### SET EXERCISE
Each record below should be output verbatim, without pictures.

### LISTED RECORDS

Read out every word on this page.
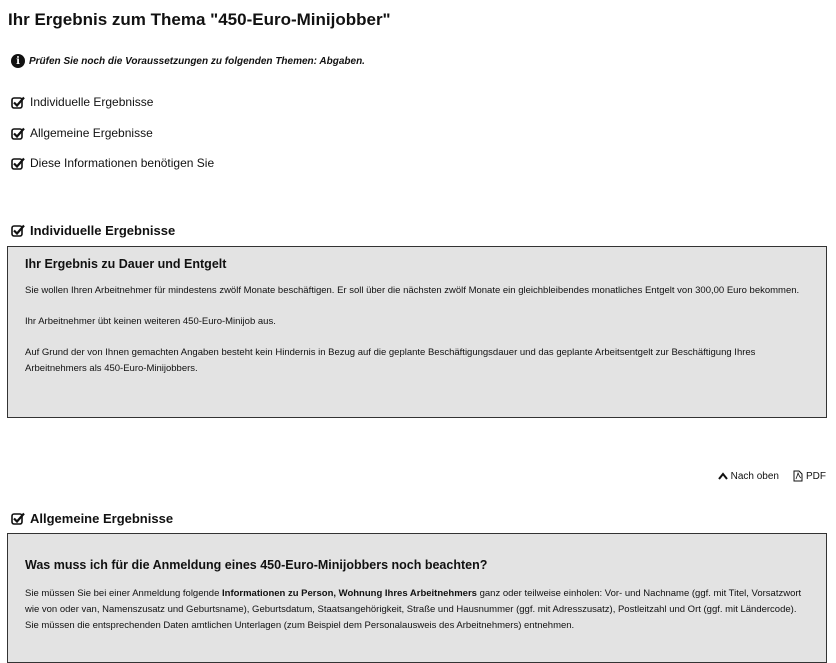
Ihr Ergebnis zum Thema "450-Euro-Minijobber"
i Prüfen Sie noch die Voraussetzungen zu folgenden Themen: Abgaben.
Individuelle Ergebnisse
Allgemeine Ergebnisse
Diese Informationen benötigen Sie
Individuelle Ergebnisse
Ihr Ergebnis zu Dauer und Entgelt

Sie wollen Ihren Arbeitnehmer für mindestens zwölf Monate beschäftigen. Er soll über die nächsten zwölf Monate ein gleichbleibendes monatliches Entgelt von 300,00 Euro bekommen.

Ihr Arbeitnehmer übt keinen weiteren 450-Euro-Minijob aus.

Auf Grund der von Ihnen gemachten Angaben besteht kein Hindernis in Bezug auf die geplante Beschäftigungsdauer und das geplante Arbeitsentgelt zur Beschäftigung Ihres Arbeitnehmers als 450-Euro-Minijobbers.

Nach oben	PDF
Allgemeine Ergebnisse
Was muss ich für die Anmeldung eines 450-Euro-Minijobbers noch beachten?

Sie müssen Sie bei einer Anmeldung folgende Informationen zu Person, Wohnung Ihres Arbeitnehmers ganz oder teilweise einholen: Vor- und Nachname (ggf. mit Titel, Vorsatzwort wie von oder van, Namenszusatz und Geburtsname), Geburtsdatum, Staatsangehörigkeit, Straße und Hausnummer (ggf. mit Adresszusatz), Postleitzahl und Ort (ggf. mit Ländercode). Sie müssen die entsprechenden Daten amtlichen Unterlagen (zum Beispiel dem Personalausweis des Arbeitnehmers) entnehmen.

### EXPECTED OUTPUT
Read out every word on this page.
Ihr Ergebnis zum Thema "450-Euro-Minijobber"
i Prüfen Sie noch die Voraussetzungen zu folgenden Themen: Abgaben.
Individuelle Ergebnisse
Allgemeine Ergebnisse
Diese Informationen benötigen Sie
Individuelle Ergebnisse
Ihr Ergebnis zu Dauer und Entgelt

Sie wollen Ihren Arbeitnehmer für mindestens zwölf Monate beschäftigen. Er soll über die nächsten zwölf Monate ein gleichbleibendes monatliches Entgelt von 300,00 Euro bekommen.

Ihr Arbeitnehmer übt keinen weiteren 450-Euro-Minijob aus.

Auf Grund der von Ihnen gemachten Angaben besteht kein Hindernis in Bezug auf die geplante Beschäftigungsdauer und das geplante Arbeitsentgelt zur Beschäftigung Ihres Arbeitnehmers als 450-Euro-Minijobbers.

Nach oben	PDF
Allgemeine Ergebnisse
Was muss ich für die Anmeldung eines 450-Euro-Minijobbers noch beachten?

Sie müssen Sie bei einer Anmeldung folgende Informationen zu Person, Wohnung Ihres Arbeitnehmers ganz oder teilweise einholen: Vor- und Nachname (ggf. mit Titel, Vorsatzwort wie von oder van, Namenszusatz und Geburtsname), Geburtsdatum, Staatsangehörigkeit, Straße und Hausnummer (ggf. mit Adresszusatz), Postleitzahl und Ort (ggf. mit Ländercode). Sie müssen die entsprechenden Daten amtlichen Unterlagen (zum Beispiel dem Personalausweis des Arbeitnehmers) entnehmen.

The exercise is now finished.